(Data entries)
········

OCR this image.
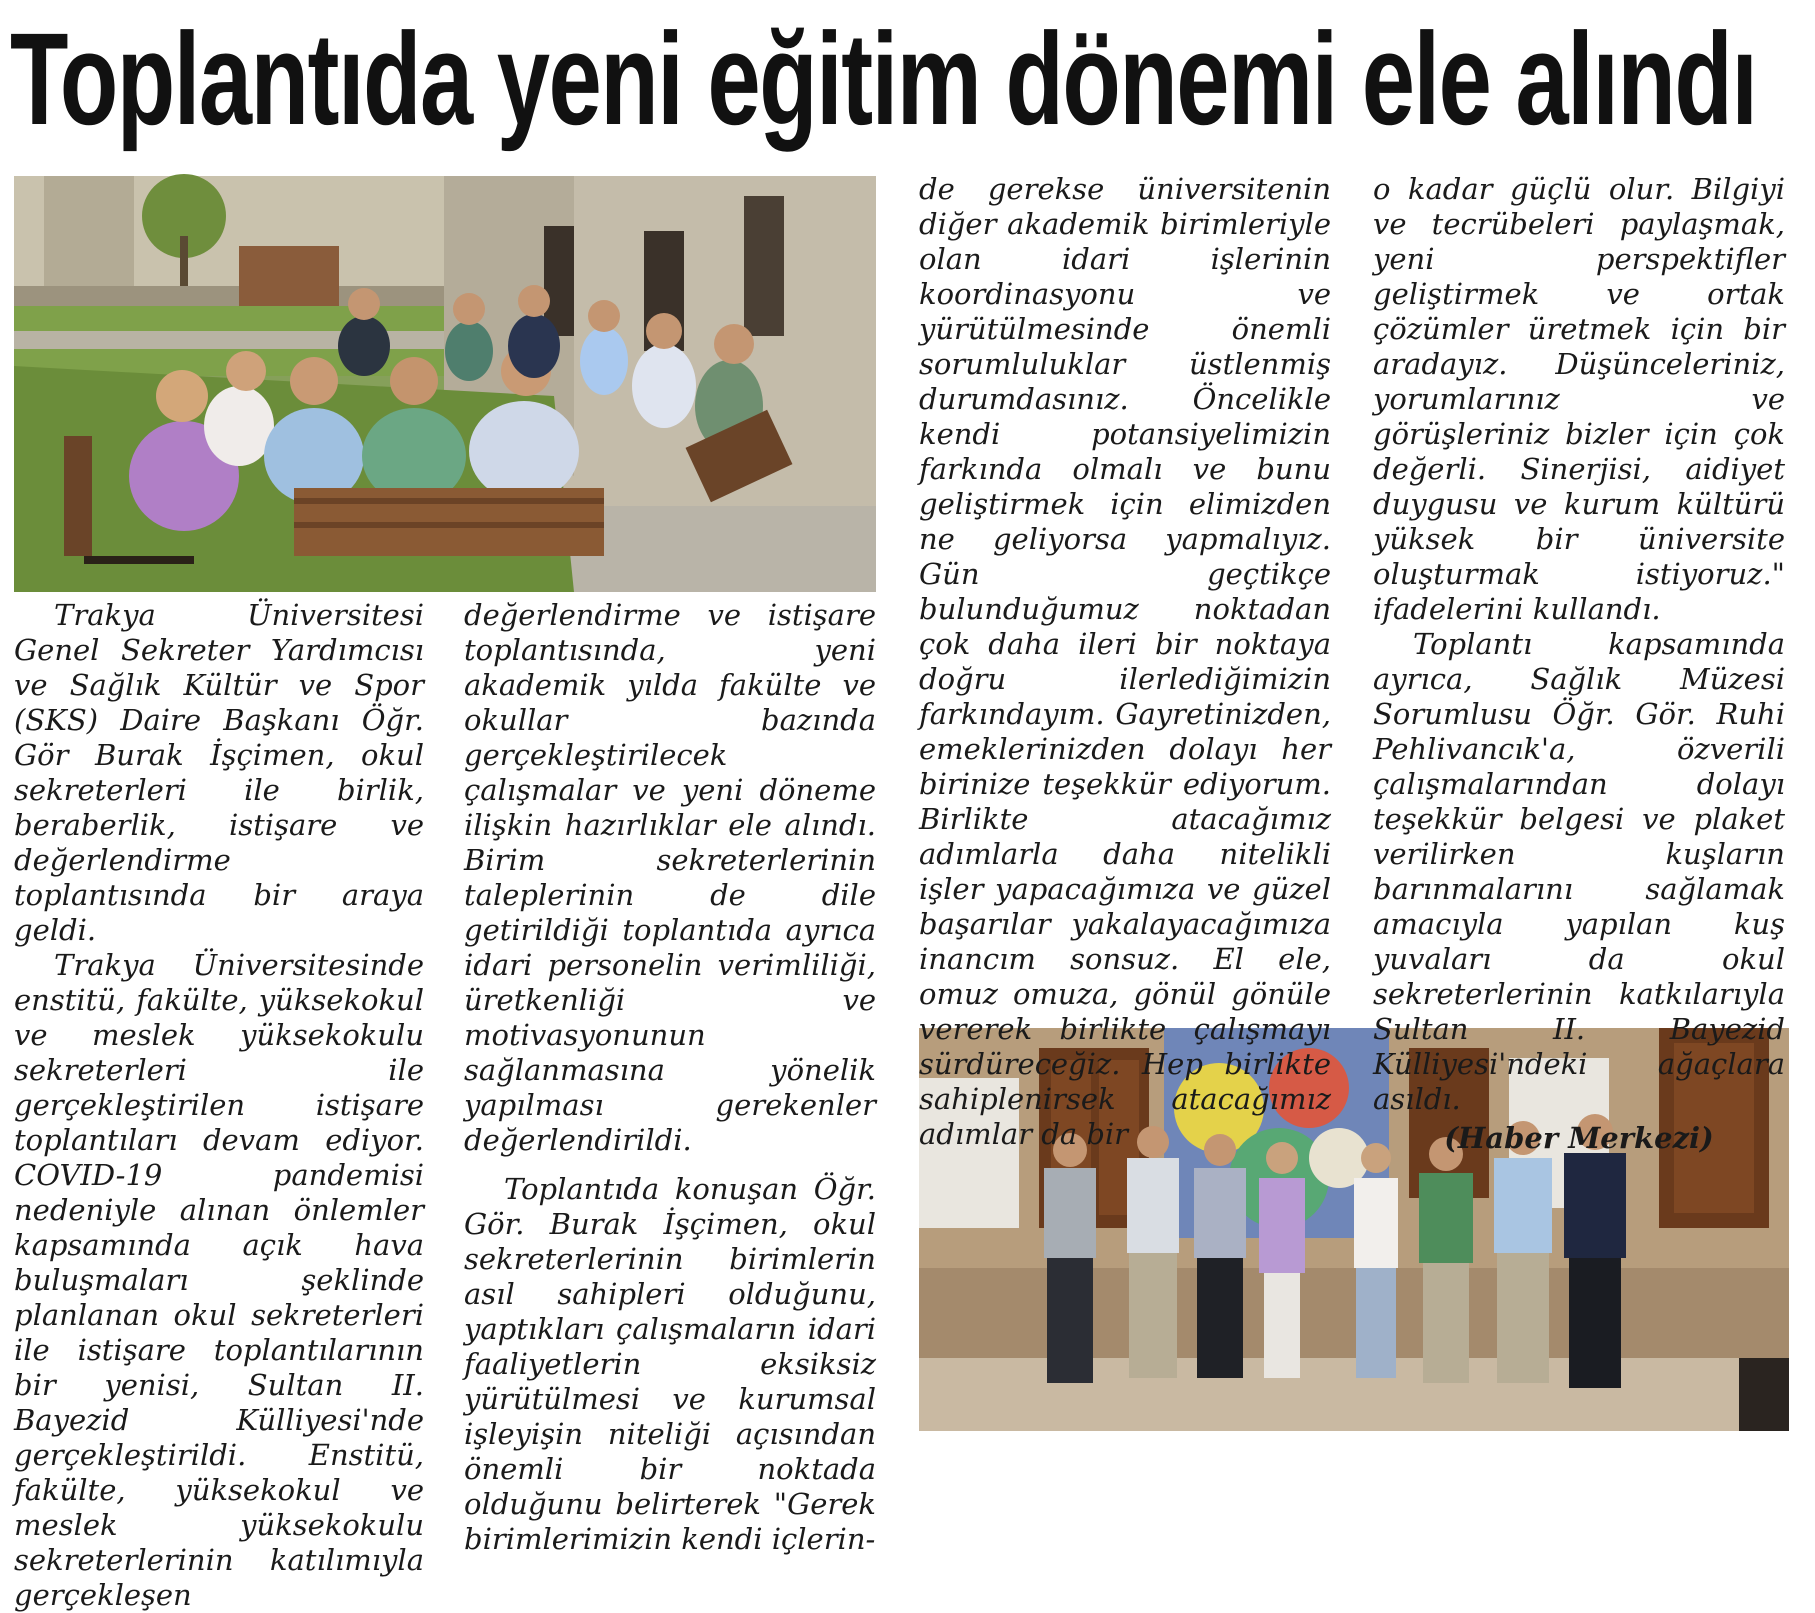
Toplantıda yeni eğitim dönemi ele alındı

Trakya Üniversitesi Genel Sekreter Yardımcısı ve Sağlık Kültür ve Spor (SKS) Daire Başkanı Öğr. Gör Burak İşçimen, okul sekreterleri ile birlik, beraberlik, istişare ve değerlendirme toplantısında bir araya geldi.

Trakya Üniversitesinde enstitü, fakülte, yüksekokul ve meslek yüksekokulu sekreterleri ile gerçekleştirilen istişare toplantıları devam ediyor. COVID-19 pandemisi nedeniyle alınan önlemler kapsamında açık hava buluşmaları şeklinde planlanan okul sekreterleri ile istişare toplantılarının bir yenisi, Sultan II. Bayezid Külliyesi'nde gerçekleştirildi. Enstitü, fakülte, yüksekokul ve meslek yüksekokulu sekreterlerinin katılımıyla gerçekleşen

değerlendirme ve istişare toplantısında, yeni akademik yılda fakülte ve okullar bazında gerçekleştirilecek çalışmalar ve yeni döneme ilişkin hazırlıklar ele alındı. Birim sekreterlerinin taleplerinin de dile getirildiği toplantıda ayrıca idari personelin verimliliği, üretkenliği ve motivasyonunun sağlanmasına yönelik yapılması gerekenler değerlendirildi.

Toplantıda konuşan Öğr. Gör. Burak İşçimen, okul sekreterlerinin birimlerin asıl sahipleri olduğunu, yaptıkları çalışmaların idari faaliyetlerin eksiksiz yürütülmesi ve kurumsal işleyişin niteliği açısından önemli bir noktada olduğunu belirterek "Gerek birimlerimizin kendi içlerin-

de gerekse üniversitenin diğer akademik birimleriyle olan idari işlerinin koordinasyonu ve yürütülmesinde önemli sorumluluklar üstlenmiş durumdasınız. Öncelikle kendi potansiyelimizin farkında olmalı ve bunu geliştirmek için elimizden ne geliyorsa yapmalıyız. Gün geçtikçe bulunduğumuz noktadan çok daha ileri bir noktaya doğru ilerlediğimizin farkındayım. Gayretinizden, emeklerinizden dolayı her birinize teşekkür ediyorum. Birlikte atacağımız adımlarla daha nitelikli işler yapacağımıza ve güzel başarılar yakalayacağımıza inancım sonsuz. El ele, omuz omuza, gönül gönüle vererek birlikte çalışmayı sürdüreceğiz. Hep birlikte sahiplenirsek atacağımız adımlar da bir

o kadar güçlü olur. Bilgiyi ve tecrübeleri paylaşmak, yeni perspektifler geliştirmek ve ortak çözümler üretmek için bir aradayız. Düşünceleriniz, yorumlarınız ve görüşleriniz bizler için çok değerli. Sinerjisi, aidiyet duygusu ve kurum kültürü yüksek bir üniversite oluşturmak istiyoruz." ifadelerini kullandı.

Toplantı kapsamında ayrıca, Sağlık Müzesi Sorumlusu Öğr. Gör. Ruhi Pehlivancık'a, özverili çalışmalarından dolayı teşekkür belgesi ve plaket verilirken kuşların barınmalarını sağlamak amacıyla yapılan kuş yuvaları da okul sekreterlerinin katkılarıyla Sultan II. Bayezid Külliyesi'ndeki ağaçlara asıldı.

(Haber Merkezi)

········

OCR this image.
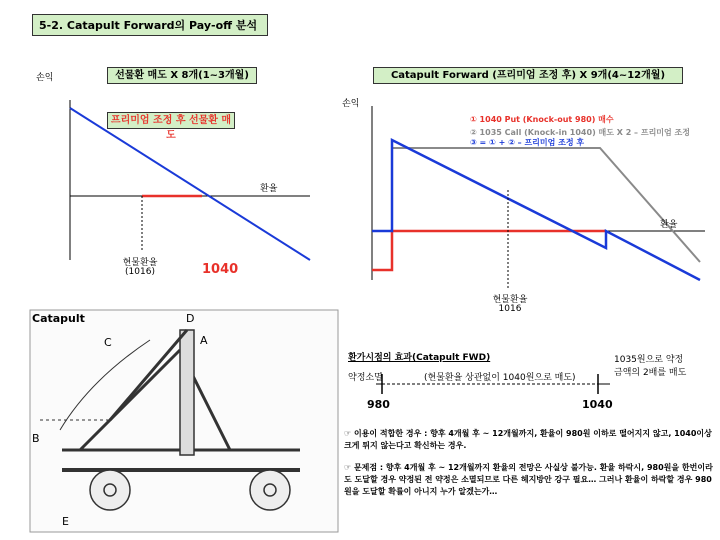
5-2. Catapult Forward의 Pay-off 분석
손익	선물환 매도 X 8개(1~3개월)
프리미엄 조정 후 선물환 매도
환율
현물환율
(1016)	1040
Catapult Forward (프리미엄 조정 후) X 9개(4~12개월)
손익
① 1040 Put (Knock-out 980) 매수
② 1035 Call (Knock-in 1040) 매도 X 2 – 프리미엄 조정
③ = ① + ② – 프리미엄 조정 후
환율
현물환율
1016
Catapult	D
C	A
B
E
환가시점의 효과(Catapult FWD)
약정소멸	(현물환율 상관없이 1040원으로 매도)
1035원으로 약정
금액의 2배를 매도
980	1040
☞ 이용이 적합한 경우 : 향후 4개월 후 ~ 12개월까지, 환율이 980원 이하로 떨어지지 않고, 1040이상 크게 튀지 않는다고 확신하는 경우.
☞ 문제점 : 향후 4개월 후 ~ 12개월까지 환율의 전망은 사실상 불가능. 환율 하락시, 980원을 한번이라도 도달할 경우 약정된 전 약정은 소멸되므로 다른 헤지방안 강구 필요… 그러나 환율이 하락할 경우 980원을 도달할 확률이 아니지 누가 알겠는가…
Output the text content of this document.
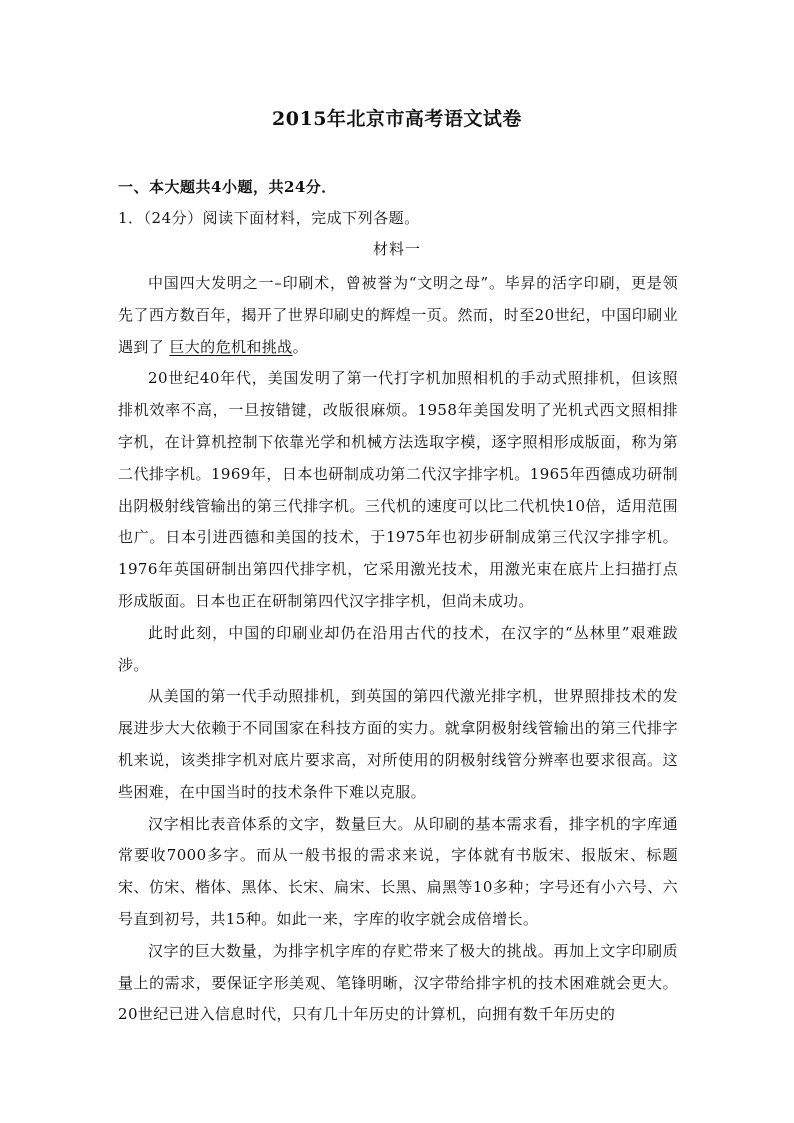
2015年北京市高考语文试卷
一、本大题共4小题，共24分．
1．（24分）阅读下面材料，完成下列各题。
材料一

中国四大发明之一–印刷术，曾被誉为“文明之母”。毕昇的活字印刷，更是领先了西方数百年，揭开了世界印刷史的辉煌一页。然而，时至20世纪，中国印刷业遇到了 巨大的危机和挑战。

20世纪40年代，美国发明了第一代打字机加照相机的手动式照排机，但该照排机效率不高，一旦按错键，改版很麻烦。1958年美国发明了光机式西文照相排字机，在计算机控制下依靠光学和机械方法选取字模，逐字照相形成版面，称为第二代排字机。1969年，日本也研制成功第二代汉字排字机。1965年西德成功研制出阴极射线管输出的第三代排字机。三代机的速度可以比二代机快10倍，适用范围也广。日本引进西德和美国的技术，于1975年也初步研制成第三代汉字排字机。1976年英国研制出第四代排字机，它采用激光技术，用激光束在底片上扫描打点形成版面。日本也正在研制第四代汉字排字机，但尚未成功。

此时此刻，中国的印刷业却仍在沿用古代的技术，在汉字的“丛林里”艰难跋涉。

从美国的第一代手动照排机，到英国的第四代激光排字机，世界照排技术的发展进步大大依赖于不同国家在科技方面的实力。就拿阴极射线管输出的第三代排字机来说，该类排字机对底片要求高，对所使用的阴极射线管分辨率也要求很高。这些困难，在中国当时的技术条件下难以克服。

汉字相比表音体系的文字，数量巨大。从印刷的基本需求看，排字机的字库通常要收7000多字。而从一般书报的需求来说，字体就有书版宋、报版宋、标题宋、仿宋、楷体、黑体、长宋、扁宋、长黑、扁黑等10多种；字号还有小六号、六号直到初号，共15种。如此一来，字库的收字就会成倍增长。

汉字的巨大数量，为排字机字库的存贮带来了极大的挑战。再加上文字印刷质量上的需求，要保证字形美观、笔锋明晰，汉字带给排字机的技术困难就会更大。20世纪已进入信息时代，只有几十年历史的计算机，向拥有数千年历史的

········

> [What needs to be done]: Copy every line that contains the string "kapsamında".

> [Answer to the task]:
Trakya Üniversitesinde enstitü, fakülte, yüksekokul ve meslek yüksekokulu sekreterleri ile gerçekleştirilen istişare toplantıları devam ediyor. COVID-19 pandemisi nedeniyle alınan önlemler kapsamında açık hava buluşmaları şeklinde planlanan okul sekreterleri ile istişare toplantılarının bir yenisi, Sultan II. Bayezid Külliyesi'nde gerçekleştirildi. Enstitü, fakülte, yüksekokul ve meslek yüksekokulu sekreterlerinin katılımıyla gerçekleşen
Toplantı kapsamında ayrıca, Sağlık Müzesi Sorumlusu Öğr. Gör. Ruhi Pehlivancık'a, özverili çalışmalarından dolayı teşekkür belgesi ve plaket verilirken kuşların barınmalarını sağlamak amacıyla yapılan kuş yuvaları da okul sekreterlerinin katkılarıyla Sultan II. Bayezid Külliyesi'ndeki ağaçlara asıldı.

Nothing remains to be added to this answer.